STATED TASK: Copy the data below exactly.

─── GIVEN INFORMATION

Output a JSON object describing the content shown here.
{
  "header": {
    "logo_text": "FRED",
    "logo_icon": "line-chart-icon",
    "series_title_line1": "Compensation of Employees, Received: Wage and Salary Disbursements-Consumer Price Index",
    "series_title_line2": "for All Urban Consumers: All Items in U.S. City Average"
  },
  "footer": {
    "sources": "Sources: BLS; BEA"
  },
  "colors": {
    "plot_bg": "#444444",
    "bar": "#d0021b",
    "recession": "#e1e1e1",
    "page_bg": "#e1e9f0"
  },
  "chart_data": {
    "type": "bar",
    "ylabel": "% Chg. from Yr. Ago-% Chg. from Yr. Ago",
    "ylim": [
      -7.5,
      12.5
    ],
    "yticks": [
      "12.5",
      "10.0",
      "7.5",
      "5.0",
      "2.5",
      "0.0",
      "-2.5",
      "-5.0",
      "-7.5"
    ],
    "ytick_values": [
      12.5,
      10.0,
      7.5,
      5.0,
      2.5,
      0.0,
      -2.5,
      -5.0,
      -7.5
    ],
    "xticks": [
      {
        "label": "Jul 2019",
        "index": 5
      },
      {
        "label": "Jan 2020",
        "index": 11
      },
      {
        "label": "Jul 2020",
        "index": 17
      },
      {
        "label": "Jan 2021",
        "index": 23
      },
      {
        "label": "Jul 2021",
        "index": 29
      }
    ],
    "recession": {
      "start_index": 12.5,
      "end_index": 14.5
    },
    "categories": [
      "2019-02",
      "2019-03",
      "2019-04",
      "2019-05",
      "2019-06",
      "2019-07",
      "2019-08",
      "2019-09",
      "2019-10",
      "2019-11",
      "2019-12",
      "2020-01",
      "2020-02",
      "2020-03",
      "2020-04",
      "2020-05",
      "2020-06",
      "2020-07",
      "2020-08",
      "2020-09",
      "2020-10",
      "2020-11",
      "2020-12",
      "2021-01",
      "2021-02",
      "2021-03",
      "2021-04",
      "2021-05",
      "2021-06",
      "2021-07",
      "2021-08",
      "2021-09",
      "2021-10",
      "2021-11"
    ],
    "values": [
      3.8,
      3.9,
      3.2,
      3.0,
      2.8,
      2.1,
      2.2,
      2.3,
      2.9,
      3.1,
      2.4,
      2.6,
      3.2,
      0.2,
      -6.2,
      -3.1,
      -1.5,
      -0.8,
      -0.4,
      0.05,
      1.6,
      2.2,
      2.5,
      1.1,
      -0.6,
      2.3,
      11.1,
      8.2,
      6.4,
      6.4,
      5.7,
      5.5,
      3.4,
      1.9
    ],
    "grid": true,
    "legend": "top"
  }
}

──────

RESULT:
Output a JSON object describing the content shown here.
{
  "header": {
    "logo_text": "FRED",
    "logo_icon": "line-chart-icon",
    "series_title_line1": "Compensation of Employees, Received: Wage and Salary Disbursements-Consumer Price Index",
    "series_title_line2": "for All Urban Consumers: All Items in U.S. City Average"
  },
  "footer": {
    "sources": "Sources: BLS; BEA"
  },
  "colors": {
    "plot_bg": "#444444",
    "bar": "#d0021b",
    "recession": "#e1e1e1",
    "page_bg": "#e1e9f0"
  },
  "chart_data": {
    "type": "bar",
    "ylabel": "% Chg. from Yr. Ago-% Chg. from Yr. Ago",
    "ylim": [
      -7.5,
      12.5
    ],
    "yticks": [
      "12.5",
      "10.0",
      "7.5",
      "5.0",
      "2.5",
      "0.0",
      "-2.5",
      "-5.0",
      "-7.5"
    ],
    "ytick_values": [
      12.5,
      10.0,
      7.5,
      5.0,
      2.5,
      0.0,
      -2.5,
      -5.0,
      -7.5
    ],
    "xticks": [
      {
        "label": "Jul 2019",
        "index": 5
      },
      {
        "label": "Jan 2020",
        "index": 11
      },
      {
        "label": "Jul 2020",
        "index": 17
      },
      {
        "label": "Jan 2021",
        "index": 23
      },
      {
        "label": "Jul 2021",
        "index": 29
      }
    ],
    "recession": {
      "start_index": 12.5,
      "end_index": 14.5
    },
    "categories": [
      "2019-02",
      "2019-03",
      "2019-04",
      "2019-05",
      "2019-06",
      "2019-07",
      "2019-08",
      "2019-09",
      "2019-10",
      "2019-11",
      "2019-12",
      "2020-01",
      "2020-02",
      "2020-03",
      "2020-04",
      "2020-05",
      "2020-06",
      "2020-07",
      "2020-08",
      "2020-09",
      "2020-10",
      "2020-11",
      "2020-12",
      "2021-01",
      "2021-02",
      "2021-03",
      "2021-04",
      "2021-05",
      "2021-06",
      "2021-07",
      "2021-08",
      "2021-09",
      "2021-10",
      "2021-11"
    ],
    "values": [
      3.8,
      3.9,
      3.2,
      3.0,
      2.8,
      2.1,
      2.2,
      2.3,
      2.9,
      3.1,
      2.4,
      2.6,
      3.2,
      0.2,
      -6.2,
      -3.1,
      -1.5,
      -0.8,
      -0.4,
      0.05,
      1.6,
      2.2,
      2.5,
      1.1,
      -0.6,
      2.3,
      11.1,
      8.2,
      6.4,
      6.4,
      5.7,
      5.5,
      3.4,
      1.9
    ],
    "grid": true,
    "legend": "top"
  }
}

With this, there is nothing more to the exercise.